§ **DATASET EXCERPTS**:
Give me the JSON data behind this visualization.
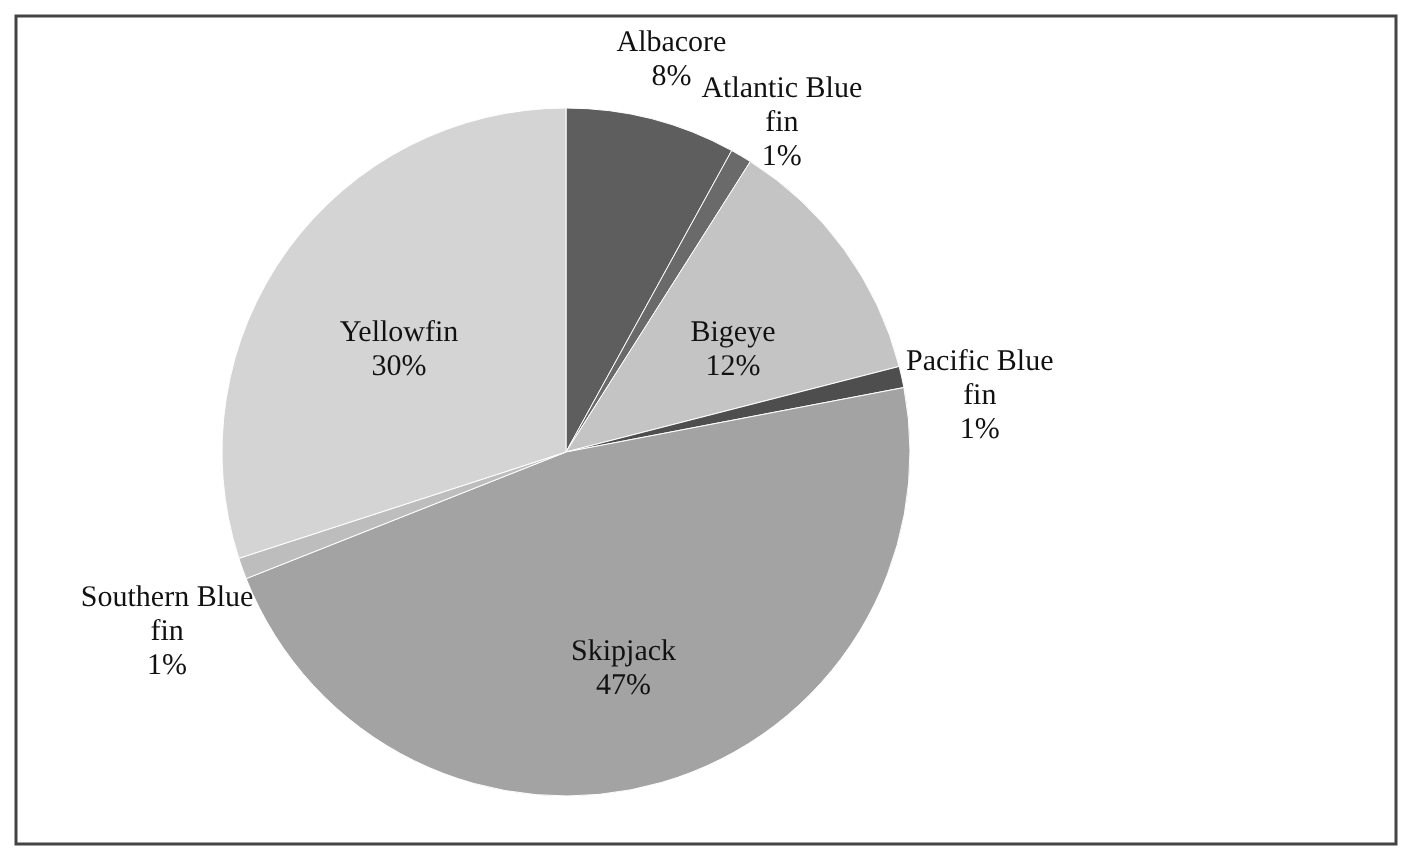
{
  "chart_data": {
    "type": "pie",
    "categories": [
      "Albacore",
      "Atlantic Blue fin",
      "Bigeye",
      "Pacific Blue fin",
      "Skipjack",
      "Southern Blue fin",
      "Yellowfin"
    ],
    "values": [
      8,
      1,
      12,
      1,
      47,
      1,
      30
    ],
    "value_labels": [
      "8%",
      "1%",
      "12%",
      "1%",
      "47%",
      "1%",
      "30%"
    ],
    "colors": [
      "#5e5e5e",
      "#6a6a6a",
      "#c4c4c4",
      "#4e4e4e",
      "#a3a3a3",
      "#bdbdbd",
      "#d4d4d4"
    ]
  }
}
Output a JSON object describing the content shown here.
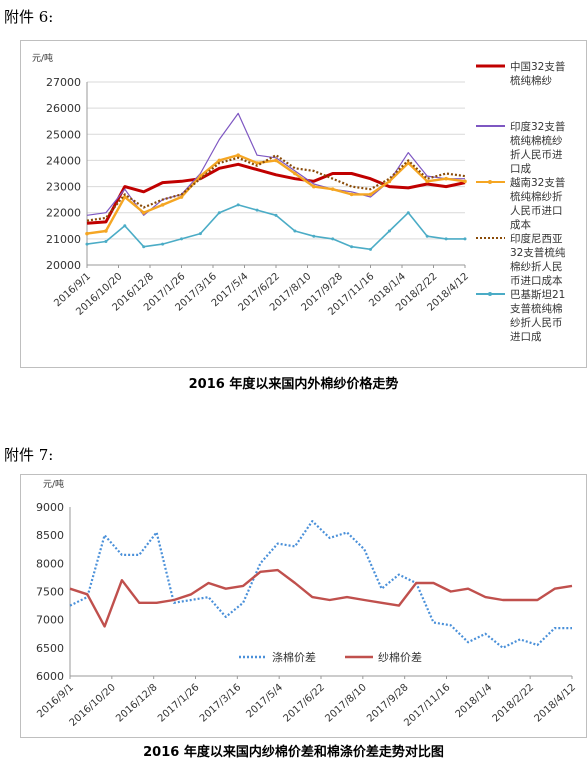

§ **SET EXERCISE**:
Leave the pictures out and print the records above exactly as they stand.

§ **RESPONSE FOR THIS EXERCISE**:
Give me the JSON data behind this visualization.
{
  "chart_data": {
    "type": "pie",
    "categories": [
      "Albacore",
      "Atlantic Blue fin",
      "Bigeye",
      "Pacific Blue fin",
      "Skipjack",
      "Southern Blue fin",
      "Yellowfin"
    ],
    "values": [
      8,
      1,
      12,
      1,
      47,
      1,
      30
    ],
    "value_labels": [
      "8%",
      "1%",
      "12%",
      "1%",
      "47%",
      "1%",
      "30%"
    ],
    "colors": [
      "#5e5e5e",
      "#6a6a6a",
      "#c4c4c4",
      "#4e4e4e",
      "#a3a3a3",
      "#bdbdbd",
      "#d4d4d4"
    ]
  }
}
Output a JSON object describing the content shown here.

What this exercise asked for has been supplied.